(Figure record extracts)
● ● ● ● ●
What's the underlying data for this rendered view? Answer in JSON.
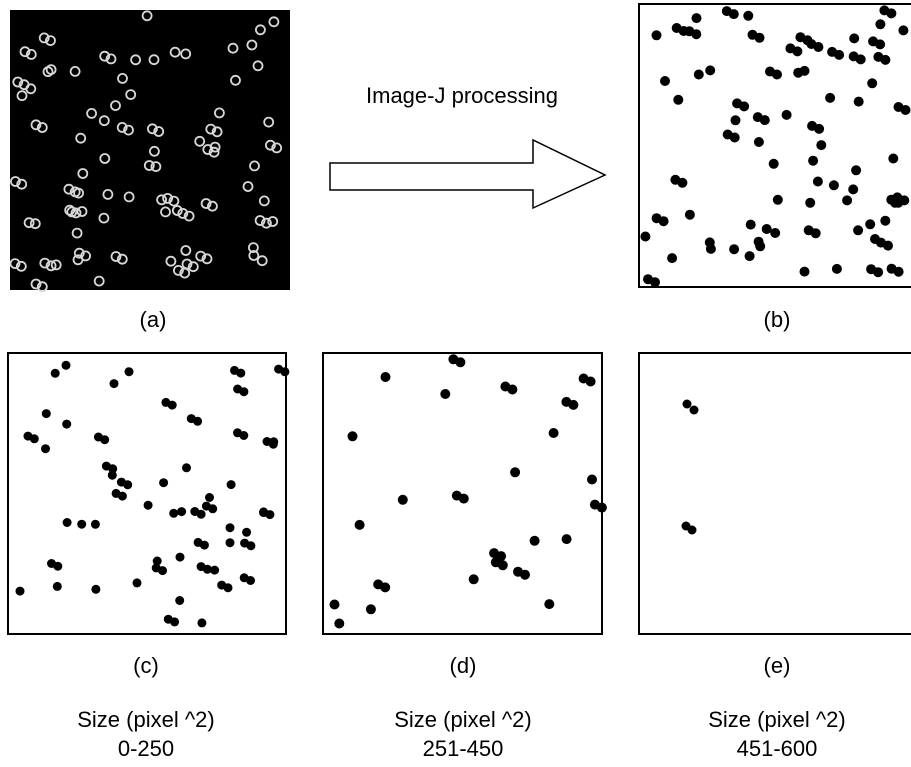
{
  "process_label": "Image-J processing",
  "panels": [
    {
      "label": "(a)"
    },
    {
      "label": "(b)"
    },
    {
      "label": "(c)",
      "size_title": "Size (pixel ^2)",
      "size_range": "0-250"
    },
    {
      "label": "(d)",
      "size_title": "Size (pixel ^2)",
      "size_range": "251-450"
    },
    {
      "label": "(e)",
      "size_title": "Size (pixel ^2)",
      "size_range": "451-600"
    }
  ]
}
● ● ● ● ●
Given exercise: Write out the entries again, exactly as given, skipping any images.

The response:
What's the underlying data for this rendered view? Answer in JSON.
{
  "process_label": "Image-J processing",
  "panels": [
    {
      "label": "(a)"
    },
    {
      "label": "(b)"
    },
    {
      "label": "(c)",
      "size_title": "Size (pixel ^2)",
      "size_range": "0-250"
    },
    {
      "label": "(d)",
      "size_title": "Size (pixel ^2)",
      "size_range": "251-450"
    },
    {
      "label": "(e)",
      "size_title": "Size (pixel ^2)",
      "size_range": "451-600"
    }
  ]
}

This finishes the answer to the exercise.